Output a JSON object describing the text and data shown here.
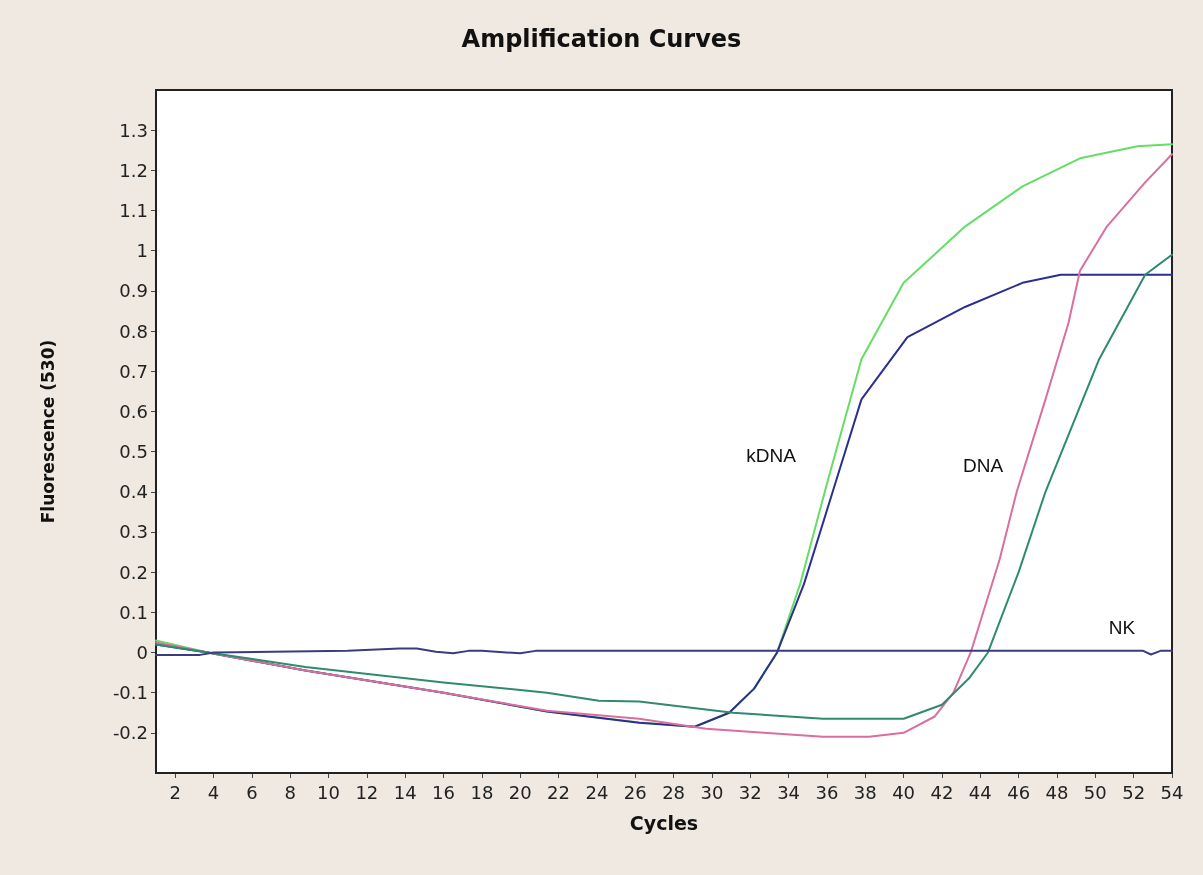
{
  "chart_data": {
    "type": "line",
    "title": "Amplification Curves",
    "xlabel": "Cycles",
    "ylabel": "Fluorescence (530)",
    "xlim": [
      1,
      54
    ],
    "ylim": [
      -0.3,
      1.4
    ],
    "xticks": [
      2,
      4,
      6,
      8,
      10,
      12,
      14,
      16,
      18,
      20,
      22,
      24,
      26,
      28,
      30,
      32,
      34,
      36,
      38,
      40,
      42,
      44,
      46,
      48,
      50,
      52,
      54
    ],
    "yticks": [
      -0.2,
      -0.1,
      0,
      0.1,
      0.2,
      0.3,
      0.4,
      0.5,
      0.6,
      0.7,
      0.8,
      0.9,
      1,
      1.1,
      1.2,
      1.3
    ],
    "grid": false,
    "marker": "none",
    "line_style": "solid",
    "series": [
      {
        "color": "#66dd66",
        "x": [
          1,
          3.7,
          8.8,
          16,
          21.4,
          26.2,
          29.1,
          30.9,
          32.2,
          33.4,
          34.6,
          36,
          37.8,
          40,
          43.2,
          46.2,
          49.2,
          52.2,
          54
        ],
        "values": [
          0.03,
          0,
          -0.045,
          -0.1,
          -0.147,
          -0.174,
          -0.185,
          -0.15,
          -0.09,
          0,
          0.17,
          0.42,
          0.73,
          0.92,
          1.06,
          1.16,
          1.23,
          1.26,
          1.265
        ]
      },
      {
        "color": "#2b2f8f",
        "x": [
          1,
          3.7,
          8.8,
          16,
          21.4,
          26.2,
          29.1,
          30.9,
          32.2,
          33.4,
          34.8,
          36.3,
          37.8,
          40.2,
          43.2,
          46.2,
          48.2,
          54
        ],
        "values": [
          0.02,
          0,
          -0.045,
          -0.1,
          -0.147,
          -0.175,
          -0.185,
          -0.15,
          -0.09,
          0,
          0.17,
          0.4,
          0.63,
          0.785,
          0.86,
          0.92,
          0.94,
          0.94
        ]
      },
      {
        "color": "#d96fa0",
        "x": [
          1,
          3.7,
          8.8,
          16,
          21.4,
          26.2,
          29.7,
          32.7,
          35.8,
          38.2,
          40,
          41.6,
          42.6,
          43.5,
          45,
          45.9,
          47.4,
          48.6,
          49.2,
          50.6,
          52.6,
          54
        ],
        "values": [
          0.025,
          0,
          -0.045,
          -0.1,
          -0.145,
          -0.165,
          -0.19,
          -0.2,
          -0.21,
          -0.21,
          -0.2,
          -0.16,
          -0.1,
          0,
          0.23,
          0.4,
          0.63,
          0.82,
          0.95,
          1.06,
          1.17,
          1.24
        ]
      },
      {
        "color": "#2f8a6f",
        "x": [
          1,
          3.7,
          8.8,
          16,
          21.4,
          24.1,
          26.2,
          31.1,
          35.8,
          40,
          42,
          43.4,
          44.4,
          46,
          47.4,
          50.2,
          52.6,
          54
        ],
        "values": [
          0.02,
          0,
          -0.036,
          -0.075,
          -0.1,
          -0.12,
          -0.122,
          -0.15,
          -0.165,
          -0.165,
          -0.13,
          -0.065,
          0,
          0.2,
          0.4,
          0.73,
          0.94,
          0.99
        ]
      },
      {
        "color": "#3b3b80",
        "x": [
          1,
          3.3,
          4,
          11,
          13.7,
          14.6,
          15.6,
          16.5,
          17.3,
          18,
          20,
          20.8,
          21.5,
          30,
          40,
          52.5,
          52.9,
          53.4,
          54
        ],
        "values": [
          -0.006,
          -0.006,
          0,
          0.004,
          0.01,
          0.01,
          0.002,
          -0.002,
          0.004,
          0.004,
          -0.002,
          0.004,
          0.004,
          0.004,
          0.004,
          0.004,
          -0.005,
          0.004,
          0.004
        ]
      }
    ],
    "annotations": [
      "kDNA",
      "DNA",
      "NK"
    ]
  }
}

§ **What is asked**
Write out all the entries word for word, but skip any images.

§ **Answer to the task**
Output a JSON object describing the text and data shown here.
{
  "chart_data": {
    "type": "line",
    "title": "Amplification Curves",
    "xlabel": "Cycles",
    "ylabel": "Fluorescence (530)",
    "xlim": [
      1,
      54
    ],
    "ylim": [
      -0.3,
      1.4
    ],
    "xticks": [
      2,
      4,
      6,
      8,
      10,
      12,
      14,
      16,
      18,
      20,
      22,
      24,
      26,
      28,
      30,
      32,
      34,
      36,
      38,
      40,
      42,
      44,
      46,
      48,
      50,
      52,
      54
    ],
    "yticks": [
      -0.2,
      -0.1,
      0,
      0.1,
      0.2,
      0.3,
      0.4,
      0.5,
      0.6,
      0.7,
      0.8,
      0.9,
      1,
      1.1,
      1.2,
      1.3
    ],
    "grid": false,
    "marker": "none",
    "line_style": "solid",
    "series": [
      {
        "color": "#66dd66",
        "x": [
          1,
          3.7,
          8.8,
          16,
          21.4,
          26.2,
          29.1,
          30.9,
          32.2,
          33.4,
          34.6,
          36,
          37.8,
          40,
          43.2,
          46.2,
          49.2,
          52.2,
          54
        ],
        "values": [
          0.03,
          0,
          -0.045,
          -0.1,
          -0.147,
          -0.174,
          -0.185,
          -0.15,
          -0.09,
          0,
          0.17,
          0.42,
          0.73,
          0.92,
          1.06,
          1.16,
          1.23,
          1.26,
          1.265
        ]
      },
      {
        "color": "#2b2f8f",
        "x": [
          1,
          3.7,
          8.8,
          16,
          21.4,
          26.2,
          29.1,
          30.9,
          32.2,
          33.4,
          34.8,
          36.3,
          37.8,
          40.2,
          43.2,
          46.2,
          48.2,
          54
        ],
        "values": [
          0.02,
          0,
          -0.045,
          -0.1,
          -0.147,
          -0.175,
          -0.185,
          -0.15,
          -0.09,
          0,
          0.17,
          0.4,
          0.63,
          0.785,
          0.86,
          0.92,
          0.94,
          0.94
        ]
      },
      {
        "color": "#d96fa0",
        "x": [
          1,
          3.7,
          8.8,
          16,
          21.4,
          26.2,
          29.7,
          32.7,
          35.8,
          38.2,
          40,
          41.6,
          42.6,
          43.5,
          45,
          45.9,
          47.4,
          48.6,
          49.2,
          50.6,
          52.6,
          54
        ],
        "values": [
          0.025,
          0,
          -0.045,
          -0.1,
          -0.145,
          -0.165,
          -0.19,
          -0.2,
          -0.21,
          -0.21,
          -0.2,
          -0.16,
          -0.1,
          0,
          0.23,
          0.4,
          0.63,
          0.82,
          0.95,
          1.06,
          1.17,
          1.24
        ]
      },
      {
        "color": "#2f8a6f",
        "x": [
          1,
          3.7,
          8.8,
          16,
          21.4,
          24.1,
          26.2,
          31.1,
          35.8,
          40,
          42,
          43.4,
          44.4,
          46,
          47.4,
          50.2,
          52.6,
          54
        ],
        "values": [
          0.02,
          0,
          -0.036,
          -0.075,
          -0.1,
          -0.12,
          -0.122,
          -0.15,
          -0.165,
          -0.165,
          -0.13,
          -0.065,
          0,
          0.2,
          0.4,
          0.73,
          0.94,
          0.99
        ]
      },
      {
        "color": "#3b3b80",
        "x": [
          1,
          3.3,
          4,
          11,
          13.7,
          14.6,
          15.6,
          16.5,
          17.3,
          18,
          20,
          20.8,
          21.5,
          30,
          40,
          52.5,
          52.9,
          53.4,
          54
        ],
        "values": [
          -0.006,
          -0.006,
          0,
          0.004,
          0.01,
          0.01,
          0.002,
          -0.002,
          0.004,
          0.004,
          -0.002,
          0.004,
          0.004,
          0.004,
          0.004,
          0.004,
          -0.005,
          0.004,
          0.004
        ]
      }
    ],
    "annotations": [
      "kDNA",
      "DNA",
      "NK"
    ]
  }
}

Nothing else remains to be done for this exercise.